Tally the lines in the listing below that include "morning". Answer with the count and nothing more.
•••
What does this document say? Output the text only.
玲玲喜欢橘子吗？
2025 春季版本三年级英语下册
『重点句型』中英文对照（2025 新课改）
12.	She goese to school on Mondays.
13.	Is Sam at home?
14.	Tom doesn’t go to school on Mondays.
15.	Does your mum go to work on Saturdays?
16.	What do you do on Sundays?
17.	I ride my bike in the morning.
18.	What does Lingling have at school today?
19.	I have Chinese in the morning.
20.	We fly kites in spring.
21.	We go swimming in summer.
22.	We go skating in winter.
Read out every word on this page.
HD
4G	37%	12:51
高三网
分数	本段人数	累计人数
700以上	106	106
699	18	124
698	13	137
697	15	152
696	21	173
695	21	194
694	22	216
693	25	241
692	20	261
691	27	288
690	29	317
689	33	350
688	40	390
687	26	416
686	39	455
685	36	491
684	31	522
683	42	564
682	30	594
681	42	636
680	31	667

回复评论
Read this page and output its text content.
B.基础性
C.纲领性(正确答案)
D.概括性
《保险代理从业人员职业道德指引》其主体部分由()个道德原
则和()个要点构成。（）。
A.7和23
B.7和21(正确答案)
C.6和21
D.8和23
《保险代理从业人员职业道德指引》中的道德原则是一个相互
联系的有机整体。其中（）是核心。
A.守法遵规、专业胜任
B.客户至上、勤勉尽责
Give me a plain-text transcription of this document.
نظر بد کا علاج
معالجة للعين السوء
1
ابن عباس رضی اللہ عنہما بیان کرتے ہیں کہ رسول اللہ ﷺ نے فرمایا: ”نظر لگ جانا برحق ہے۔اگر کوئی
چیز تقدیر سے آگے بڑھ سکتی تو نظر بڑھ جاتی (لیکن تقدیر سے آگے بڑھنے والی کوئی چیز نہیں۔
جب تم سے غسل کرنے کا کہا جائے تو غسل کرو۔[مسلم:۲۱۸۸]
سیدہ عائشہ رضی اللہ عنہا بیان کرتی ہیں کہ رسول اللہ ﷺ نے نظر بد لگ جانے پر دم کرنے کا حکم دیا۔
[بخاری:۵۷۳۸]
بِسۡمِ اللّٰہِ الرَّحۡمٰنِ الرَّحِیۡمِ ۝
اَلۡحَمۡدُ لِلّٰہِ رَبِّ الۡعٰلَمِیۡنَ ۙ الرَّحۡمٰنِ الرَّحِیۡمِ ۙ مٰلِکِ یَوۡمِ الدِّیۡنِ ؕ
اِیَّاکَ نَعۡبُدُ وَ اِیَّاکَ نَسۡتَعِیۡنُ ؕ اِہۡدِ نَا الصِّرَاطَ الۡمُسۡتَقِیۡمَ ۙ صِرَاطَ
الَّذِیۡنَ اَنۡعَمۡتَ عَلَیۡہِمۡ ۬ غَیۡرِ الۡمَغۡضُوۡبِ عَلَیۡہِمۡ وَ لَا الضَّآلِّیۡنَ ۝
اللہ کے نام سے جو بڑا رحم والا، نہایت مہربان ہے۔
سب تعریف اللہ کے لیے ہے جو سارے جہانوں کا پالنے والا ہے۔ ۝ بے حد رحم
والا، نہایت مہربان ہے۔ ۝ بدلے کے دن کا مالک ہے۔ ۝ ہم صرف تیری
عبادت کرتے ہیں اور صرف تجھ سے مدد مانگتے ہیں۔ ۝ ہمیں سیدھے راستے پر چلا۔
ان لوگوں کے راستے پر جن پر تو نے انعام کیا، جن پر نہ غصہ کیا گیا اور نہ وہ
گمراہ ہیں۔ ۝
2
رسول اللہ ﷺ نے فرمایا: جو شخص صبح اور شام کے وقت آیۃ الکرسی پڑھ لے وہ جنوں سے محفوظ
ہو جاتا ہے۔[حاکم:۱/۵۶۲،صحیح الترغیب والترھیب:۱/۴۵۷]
•••
ANSWER TO THE PROBLEM
2